Short exercise →
Pick out each line of the records in which the word "title" appears.

:::

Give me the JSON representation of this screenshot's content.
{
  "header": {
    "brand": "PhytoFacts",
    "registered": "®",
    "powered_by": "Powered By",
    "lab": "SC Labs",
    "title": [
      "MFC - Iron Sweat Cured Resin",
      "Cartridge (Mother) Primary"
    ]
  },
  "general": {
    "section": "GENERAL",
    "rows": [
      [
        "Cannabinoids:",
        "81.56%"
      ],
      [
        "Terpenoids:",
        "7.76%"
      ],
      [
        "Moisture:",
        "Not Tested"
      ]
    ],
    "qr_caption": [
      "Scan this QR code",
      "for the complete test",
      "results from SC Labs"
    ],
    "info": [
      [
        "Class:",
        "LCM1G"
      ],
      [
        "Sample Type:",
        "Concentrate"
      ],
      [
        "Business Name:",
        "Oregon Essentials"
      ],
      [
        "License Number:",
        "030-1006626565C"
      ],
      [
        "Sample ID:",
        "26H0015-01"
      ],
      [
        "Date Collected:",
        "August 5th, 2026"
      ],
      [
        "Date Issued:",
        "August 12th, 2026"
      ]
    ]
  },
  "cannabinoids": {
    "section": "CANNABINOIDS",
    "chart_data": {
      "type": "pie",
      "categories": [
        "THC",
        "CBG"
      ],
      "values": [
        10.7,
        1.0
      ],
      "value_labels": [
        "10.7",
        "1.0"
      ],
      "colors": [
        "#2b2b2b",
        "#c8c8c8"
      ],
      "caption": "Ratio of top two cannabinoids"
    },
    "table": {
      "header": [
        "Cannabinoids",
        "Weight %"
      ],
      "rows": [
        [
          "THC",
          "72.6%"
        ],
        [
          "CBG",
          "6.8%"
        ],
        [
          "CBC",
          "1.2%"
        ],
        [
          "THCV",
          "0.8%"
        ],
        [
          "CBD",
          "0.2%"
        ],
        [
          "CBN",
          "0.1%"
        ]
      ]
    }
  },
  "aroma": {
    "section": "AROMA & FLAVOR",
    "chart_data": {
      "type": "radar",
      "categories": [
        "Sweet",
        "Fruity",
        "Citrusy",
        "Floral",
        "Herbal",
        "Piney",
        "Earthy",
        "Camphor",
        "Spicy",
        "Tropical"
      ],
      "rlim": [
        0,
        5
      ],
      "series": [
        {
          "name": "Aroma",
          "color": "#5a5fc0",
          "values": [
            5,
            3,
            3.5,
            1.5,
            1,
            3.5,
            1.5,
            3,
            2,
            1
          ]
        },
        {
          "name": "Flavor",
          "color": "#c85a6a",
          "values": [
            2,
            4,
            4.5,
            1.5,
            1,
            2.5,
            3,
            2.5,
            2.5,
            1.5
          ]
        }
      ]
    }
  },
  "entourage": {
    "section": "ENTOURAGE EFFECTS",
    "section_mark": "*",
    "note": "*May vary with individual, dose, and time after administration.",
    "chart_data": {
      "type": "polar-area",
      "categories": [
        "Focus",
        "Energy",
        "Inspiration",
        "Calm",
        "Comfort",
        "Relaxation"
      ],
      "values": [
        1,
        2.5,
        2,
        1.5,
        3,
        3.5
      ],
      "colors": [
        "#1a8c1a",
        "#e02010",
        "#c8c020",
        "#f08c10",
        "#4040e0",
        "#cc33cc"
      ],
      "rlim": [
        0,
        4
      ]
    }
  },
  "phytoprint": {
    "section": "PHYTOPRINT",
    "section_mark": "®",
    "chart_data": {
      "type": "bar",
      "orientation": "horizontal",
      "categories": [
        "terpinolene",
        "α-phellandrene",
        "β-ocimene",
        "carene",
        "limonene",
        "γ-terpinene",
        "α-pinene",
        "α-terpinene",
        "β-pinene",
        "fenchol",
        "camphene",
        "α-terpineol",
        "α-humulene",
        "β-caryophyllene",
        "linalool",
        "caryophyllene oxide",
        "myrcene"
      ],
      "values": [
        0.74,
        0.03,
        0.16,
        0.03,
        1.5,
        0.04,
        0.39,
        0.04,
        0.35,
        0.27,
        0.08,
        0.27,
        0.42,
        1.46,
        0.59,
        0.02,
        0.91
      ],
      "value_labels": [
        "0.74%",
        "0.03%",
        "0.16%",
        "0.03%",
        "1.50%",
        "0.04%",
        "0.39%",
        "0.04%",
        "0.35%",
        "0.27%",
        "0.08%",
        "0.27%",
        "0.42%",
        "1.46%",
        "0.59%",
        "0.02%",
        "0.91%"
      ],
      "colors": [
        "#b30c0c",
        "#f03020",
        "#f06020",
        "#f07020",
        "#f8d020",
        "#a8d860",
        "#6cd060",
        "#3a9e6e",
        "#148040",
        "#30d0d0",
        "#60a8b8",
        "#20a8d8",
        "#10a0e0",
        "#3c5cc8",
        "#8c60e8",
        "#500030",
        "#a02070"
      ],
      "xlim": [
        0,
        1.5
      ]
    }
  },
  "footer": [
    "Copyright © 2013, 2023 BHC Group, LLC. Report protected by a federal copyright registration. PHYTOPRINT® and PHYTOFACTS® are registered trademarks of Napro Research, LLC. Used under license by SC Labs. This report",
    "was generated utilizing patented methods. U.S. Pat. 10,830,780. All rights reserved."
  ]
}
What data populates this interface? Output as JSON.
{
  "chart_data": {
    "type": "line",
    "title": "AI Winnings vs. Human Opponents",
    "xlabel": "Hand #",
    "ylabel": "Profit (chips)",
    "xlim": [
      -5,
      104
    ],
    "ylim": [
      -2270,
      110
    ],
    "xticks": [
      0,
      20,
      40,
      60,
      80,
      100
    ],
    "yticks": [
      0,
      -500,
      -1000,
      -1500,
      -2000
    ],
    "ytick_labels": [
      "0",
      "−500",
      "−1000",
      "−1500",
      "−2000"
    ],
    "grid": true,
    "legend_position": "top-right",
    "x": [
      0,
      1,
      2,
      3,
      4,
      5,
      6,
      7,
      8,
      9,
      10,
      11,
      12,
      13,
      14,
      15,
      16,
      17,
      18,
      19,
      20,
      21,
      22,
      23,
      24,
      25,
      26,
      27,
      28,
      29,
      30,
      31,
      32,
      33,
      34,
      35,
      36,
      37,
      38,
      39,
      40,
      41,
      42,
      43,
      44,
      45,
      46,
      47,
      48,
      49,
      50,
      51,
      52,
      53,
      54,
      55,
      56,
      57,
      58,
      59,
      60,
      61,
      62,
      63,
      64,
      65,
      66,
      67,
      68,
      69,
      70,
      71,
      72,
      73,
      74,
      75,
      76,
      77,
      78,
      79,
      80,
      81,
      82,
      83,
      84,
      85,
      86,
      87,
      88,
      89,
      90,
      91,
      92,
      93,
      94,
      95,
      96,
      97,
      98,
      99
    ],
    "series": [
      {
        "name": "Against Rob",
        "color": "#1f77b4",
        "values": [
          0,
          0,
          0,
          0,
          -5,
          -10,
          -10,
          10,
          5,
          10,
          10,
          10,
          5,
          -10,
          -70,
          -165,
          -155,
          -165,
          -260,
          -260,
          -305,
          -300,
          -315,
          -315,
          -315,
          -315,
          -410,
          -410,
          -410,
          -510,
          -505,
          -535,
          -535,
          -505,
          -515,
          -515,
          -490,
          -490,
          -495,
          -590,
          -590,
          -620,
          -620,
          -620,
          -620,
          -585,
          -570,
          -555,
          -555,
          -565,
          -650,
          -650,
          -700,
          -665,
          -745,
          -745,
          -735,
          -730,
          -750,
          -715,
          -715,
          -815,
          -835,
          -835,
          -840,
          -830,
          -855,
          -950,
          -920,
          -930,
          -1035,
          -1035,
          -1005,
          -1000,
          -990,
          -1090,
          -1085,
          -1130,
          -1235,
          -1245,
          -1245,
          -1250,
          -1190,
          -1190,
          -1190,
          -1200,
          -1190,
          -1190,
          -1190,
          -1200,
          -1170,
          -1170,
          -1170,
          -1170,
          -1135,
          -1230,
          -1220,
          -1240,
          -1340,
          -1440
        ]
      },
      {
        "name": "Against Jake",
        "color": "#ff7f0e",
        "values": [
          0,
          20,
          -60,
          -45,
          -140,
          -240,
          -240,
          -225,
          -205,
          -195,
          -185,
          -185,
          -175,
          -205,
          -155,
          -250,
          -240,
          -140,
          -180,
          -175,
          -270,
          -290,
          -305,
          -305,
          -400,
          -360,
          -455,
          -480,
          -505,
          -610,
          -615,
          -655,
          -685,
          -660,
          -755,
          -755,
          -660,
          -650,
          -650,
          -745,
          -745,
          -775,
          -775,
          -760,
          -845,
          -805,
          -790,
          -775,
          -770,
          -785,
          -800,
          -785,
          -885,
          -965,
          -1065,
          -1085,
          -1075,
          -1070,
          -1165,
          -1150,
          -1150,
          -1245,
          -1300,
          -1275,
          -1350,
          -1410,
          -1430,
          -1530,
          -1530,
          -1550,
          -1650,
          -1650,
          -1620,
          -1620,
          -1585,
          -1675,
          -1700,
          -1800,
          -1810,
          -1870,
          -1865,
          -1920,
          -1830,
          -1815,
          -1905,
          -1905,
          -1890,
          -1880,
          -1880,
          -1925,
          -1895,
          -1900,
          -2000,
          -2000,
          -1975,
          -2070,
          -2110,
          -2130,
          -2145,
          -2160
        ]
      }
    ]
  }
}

:::

Task answer →
    "title": [
    "title": "AI Winnings vs. Human Opponents",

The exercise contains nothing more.